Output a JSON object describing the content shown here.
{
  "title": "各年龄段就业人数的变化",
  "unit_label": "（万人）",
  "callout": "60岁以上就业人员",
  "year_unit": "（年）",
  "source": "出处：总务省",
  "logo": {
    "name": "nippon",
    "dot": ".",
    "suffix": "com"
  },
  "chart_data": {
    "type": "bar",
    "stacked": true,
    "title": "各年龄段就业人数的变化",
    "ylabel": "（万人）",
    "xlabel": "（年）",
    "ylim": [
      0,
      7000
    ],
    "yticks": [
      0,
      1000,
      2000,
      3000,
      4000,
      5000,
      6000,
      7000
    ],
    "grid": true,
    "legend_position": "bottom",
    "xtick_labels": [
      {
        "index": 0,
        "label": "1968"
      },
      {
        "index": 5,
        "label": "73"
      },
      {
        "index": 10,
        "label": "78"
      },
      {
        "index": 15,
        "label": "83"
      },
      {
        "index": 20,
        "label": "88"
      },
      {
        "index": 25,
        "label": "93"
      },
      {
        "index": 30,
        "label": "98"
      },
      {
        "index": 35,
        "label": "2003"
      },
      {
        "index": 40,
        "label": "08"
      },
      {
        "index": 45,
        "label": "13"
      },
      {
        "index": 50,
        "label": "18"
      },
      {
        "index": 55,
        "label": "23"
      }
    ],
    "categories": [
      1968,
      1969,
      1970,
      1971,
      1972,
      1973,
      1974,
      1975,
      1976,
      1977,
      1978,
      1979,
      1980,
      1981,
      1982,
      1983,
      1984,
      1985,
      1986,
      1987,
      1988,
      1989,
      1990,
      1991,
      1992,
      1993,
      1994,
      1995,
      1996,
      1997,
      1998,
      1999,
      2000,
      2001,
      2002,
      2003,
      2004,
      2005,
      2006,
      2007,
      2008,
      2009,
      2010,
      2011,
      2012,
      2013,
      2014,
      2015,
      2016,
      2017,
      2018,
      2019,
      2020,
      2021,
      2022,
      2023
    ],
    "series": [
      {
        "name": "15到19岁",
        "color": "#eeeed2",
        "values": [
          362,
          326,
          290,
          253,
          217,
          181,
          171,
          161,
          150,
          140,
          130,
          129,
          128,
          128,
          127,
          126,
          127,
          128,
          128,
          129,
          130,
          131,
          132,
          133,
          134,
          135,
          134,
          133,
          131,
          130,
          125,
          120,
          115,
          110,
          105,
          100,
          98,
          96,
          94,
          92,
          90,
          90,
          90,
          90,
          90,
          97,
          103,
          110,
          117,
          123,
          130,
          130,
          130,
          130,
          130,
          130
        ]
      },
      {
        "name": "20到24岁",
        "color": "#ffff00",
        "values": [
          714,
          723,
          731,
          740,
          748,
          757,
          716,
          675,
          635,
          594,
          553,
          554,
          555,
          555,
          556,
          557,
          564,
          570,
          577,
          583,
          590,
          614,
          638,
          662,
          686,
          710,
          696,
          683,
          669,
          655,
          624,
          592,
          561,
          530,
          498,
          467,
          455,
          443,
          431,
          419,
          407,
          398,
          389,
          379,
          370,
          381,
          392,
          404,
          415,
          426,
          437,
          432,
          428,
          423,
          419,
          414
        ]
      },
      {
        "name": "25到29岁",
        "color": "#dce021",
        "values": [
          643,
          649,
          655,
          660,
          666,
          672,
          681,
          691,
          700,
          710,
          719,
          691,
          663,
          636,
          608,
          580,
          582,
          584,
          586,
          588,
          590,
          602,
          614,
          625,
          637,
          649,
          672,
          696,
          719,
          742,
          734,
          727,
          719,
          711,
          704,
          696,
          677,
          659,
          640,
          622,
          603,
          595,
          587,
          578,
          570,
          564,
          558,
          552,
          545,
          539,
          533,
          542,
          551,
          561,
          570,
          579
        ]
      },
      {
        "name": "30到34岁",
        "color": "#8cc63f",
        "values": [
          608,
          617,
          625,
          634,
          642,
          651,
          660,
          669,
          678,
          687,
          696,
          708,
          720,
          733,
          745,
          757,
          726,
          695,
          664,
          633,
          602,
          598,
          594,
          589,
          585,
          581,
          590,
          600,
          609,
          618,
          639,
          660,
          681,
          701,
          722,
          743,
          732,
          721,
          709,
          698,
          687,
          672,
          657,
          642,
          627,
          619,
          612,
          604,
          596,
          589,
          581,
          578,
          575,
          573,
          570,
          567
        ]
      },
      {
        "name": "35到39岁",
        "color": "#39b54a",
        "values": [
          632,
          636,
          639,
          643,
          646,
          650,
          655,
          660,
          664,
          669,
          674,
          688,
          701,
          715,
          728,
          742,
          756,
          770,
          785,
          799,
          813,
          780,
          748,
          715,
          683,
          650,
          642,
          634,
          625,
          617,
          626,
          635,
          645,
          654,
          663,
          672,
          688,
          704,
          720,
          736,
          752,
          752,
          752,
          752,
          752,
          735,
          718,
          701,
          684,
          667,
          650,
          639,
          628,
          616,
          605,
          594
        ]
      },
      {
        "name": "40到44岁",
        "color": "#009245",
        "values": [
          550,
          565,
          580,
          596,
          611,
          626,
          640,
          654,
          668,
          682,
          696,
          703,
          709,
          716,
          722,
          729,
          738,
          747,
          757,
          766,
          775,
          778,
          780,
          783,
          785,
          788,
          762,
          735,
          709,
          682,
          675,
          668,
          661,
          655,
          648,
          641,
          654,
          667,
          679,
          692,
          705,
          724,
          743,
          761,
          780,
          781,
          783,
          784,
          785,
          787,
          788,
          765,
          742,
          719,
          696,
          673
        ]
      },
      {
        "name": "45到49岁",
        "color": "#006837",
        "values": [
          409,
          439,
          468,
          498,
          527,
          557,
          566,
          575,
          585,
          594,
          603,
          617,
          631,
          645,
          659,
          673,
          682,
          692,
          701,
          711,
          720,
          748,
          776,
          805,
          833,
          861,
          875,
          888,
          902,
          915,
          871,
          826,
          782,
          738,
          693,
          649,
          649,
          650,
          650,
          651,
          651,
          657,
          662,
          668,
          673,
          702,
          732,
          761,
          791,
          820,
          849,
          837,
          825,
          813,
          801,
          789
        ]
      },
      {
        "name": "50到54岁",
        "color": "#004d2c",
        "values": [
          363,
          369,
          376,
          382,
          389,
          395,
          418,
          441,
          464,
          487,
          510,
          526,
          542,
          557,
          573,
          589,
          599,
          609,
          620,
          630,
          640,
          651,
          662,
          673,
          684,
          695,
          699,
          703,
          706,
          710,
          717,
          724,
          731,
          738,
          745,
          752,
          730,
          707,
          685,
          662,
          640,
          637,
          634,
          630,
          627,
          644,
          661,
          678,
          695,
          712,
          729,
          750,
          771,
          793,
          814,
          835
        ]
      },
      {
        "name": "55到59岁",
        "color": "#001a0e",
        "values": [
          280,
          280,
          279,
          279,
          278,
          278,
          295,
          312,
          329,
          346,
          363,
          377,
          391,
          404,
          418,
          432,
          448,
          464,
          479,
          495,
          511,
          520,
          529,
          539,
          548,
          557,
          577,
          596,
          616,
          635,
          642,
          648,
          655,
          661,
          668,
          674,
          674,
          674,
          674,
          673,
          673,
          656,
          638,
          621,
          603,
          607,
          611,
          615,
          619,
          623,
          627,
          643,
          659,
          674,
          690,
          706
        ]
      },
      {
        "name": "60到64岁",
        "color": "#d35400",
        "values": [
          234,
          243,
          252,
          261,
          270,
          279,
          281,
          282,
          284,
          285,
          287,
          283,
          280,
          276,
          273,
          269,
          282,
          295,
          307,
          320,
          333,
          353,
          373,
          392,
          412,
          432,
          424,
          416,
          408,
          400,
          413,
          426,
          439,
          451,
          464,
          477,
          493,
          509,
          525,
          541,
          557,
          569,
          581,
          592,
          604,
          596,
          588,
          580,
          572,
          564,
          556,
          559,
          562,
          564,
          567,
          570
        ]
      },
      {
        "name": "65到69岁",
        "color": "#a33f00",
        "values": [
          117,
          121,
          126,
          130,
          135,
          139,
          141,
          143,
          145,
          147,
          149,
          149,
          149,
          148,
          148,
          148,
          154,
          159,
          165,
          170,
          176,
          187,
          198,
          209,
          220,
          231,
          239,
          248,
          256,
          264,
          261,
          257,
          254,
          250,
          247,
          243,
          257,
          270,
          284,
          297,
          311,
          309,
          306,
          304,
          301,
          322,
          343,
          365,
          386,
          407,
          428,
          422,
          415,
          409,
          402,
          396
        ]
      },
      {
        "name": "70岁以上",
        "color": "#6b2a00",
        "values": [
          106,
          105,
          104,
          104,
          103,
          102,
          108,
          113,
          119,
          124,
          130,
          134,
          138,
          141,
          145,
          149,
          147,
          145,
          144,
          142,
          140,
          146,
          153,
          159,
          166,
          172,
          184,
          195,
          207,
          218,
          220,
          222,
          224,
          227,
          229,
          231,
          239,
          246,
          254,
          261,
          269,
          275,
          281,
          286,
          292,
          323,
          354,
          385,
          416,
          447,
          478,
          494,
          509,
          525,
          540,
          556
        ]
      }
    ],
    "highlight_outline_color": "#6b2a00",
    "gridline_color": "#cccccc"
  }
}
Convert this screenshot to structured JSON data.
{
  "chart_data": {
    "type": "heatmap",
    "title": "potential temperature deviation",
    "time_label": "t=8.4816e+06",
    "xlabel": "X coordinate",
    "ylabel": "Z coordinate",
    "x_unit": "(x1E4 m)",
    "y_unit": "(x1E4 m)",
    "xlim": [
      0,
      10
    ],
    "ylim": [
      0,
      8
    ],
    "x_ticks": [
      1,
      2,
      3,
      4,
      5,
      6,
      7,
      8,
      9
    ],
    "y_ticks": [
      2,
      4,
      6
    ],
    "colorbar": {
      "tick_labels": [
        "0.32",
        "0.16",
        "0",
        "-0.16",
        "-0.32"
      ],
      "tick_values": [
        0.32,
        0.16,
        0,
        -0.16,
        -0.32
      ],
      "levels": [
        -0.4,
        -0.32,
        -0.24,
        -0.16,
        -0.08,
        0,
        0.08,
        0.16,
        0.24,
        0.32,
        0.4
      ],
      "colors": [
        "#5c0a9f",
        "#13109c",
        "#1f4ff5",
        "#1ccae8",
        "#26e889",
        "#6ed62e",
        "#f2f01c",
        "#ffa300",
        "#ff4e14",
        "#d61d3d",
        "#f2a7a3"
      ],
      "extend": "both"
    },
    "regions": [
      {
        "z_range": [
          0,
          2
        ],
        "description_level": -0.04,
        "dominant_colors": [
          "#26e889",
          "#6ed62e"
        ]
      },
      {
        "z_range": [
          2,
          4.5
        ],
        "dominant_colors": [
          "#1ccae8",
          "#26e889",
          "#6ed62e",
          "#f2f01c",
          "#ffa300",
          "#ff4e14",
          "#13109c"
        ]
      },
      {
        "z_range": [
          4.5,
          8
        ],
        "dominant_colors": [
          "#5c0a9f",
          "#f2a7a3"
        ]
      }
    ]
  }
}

The request: Return each line where "index" shows up.

In response:
        "index": 0,
        "index": 5,
        "index": 10,
        "index": 15,
        "index": 20,
        "index": 25,
        "index": 30,
        "index": 35,
        "index": 40,
        "index": 45,
        "index": 50,
        "index": 55,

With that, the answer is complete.